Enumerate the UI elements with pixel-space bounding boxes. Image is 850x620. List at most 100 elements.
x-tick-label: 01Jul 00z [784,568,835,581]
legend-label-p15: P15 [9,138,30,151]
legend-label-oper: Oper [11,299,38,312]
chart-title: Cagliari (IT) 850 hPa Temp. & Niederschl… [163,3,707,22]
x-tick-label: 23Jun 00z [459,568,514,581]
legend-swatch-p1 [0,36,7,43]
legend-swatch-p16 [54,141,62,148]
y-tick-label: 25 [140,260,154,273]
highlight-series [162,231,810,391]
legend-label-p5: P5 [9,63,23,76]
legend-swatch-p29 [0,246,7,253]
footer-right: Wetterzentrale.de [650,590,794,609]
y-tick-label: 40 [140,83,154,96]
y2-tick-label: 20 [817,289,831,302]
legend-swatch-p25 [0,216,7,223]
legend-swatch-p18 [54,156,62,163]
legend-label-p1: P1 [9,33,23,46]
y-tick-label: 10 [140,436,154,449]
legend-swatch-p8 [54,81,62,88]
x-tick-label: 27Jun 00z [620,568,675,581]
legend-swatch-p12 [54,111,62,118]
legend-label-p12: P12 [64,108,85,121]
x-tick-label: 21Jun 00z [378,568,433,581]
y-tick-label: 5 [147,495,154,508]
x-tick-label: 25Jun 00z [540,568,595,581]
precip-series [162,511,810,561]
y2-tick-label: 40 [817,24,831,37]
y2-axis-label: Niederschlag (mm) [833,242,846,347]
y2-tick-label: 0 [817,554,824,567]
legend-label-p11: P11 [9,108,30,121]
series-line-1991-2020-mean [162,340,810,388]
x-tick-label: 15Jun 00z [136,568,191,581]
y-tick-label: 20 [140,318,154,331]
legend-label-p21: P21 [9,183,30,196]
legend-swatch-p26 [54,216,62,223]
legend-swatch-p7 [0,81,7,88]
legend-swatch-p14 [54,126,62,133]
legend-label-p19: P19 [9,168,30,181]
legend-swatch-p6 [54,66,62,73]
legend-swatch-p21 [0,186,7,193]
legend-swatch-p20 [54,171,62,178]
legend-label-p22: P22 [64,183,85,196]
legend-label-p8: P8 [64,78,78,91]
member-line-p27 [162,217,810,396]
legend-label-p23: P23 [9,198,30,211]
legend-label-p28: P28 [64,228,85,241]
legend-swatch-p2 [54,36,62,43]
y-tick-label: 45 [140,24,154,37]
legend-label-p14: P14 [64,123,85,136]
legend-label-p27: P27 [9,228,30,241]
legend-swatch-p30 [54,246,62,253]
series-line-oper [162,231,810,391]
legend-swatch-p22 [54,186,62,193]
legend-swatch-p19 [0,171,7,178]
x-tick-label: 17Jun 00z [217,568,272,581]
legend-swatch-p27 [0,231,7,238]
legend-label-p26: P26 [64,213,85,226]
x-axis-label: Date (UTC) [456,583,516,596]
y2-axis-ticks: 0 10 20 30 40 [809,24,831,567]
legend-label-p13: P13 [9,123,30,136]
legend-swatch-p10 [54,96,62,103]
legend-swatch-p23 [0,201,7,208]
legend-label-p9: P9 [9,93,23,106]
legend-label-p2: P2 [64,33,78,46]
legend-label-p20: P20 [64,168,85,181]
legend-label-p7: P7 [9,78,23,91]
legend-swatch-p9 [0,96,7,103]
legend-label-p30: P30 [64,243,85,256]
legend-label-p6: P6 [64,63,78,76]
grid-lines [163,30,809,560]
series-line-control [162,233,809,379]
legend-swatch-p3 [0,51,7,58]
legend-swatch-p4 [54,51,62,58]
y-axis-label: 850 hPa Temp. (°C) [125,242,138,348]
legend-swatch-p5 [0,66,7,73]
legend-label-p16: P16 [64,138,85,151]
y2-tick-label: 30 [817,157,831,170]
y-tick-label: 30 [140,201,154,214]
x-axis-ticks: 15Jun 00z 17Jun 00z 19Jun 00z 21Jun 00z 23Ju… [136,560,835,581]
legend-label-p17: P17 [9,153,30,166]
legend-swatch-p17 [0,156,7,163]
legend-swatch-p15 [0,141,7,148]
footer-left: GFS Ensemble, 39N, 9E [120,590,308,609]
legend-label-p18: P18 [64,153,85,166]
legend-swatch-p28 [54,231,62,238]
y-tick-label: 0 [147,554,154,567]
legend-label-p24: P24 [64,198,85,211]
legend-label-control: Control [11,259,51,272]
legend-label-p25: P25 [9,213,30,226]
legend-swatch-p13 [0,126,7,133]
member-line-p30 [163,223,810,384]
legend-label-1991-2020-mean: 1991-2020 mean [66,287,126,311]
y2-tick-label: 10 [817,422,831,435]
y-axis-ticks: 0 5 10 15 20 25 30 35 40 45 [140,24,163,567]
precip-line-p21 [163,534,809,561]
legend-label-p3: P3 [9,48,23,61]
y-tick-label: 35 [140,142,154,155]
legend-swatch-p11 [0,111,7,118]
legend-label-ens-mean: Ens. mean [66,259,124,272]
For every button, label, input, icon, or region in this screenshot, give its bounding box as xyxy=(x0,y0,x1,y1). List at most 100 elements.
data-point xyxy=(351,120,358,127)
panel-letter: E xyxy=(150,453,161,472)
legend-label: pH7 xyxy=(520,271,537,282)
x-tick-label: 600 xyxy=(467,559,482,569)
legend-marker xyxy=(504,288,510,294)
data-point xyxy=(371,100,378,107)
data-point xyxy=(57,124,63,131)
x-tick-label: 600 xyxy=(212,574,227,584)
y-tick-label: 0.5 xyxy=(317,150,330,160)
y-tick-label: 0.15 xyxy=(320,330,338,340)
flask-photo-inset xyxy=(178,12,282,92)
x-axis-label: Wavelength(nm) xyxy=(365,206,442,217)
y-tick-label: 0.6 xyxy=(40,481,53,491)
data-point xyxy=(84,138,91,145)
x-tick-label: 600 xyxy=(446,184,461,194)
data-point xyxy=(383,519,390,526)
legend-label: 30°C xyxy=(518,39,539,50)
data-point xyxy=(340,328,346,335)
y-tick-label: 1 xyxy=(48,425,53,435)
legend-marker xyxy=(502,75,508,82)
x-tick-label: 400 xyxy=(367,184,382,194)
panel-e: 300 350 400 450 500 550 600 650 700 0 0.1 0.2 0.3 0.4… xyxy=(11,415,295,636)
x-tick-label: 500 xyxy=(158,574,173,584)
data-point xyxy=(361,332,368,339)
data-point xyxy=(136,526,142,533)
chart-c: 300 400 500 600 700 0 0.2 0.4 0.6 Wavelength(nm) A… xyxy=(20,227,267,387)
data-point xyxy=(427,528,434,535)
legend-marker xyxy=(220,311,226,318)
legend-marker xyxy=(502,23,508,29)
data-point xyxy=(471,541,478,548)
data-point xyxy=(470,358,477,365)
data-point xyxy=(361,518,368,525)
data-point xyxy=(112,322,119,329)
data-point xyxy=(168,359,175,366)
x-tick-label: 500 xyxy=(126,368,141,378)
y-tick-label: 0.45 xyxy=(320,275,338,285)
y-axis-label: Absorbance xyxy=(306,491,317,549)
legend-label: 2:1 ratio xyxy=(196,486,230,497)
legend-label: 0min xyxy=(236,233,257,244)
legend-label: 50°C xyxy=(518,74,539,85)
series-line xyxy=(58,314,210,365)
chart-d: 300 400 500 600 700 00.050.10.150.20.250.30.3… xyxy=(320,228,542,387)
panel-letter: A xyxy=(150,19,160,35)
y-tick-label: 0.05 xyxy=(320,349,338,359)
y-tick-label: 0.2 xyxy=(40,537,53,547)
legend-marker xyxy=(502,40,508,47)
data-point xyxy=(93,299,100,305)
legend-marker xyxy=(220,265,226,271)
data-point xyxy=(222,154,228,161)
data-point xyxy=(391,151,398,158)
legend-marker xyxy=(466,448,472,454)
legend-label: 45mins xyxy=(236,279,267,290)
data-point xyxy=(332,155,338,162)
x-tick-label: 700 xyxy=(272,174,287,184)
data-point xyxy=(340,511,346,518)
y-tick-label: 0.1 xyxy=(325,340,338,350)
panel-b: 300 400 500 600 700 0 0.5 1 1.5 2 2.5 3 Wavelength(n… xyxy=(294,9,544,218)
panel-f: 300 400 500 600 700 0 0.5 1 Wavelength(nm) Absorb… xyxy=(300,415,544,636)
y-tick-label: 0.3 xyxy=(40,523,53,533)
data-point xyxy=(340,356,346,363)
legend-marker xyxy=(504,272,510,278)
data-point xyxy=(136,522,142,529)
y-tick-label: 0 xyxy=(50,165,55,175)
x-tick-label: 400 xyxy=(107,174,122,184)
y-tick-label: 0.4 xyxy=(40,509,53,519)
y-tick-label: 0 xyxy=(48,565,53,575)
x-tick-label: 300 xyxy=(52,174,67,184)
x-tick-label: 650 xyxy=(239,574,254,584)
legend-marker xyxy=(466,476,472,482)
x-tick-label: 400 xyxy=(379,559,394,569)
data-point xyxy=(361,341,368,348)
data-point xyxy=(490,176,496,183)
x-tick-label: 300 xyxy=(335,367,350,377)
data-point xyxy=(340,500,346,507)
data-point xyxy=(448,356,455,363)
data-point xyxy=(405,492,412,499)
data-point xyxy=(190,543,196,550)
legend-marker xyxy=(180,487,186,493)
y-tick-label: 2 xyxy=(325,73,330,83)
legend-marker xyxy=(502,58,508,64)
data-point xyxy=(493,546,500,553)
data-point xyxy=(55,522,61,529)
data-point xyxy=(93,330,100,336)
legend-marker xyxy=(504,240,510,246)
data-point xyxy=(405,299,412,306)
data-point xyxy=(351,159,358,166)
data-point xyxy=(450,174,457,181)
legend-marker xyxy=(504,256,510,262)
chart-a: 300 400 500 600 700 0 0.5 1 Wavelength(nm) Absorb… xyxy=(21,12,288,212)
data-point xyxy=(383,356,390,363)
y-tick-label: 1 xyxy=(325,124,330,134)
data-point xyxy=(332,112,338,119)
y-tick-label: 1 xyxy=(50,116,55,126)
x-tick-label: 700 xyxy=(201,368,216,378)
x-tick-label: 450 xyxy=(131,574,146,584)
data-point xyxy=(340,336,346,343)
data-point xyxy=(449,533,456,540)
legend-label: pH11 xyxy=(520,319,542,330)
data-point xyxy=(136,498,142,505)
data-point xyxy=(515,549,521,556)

**WRITTEN INSTRUCTION:** Echo the lines verbatim, starting with the first line and ending with the line that holds "legend-swatch-p1 [0,36,7,43]", inclusive.

**SOLUTION:**
Enumerate the UI elements with pixel-space bounding boxes. Image is 850x620. List at most 100 elements.
x-tick-label: 01Jul 00z [784,568,835,581]
legend-label-p15: P15 [9,138,30,151]
legend-label-oper: Oper [11,299,38,312]
chart-title: Cagliari (IT) 850 hPa Temp. & Niederschl… [163,3,707,22]
x-tick-label: 23Jun 00z [459,568,514,581]
legend-swatch-p1 [0,36,7,43]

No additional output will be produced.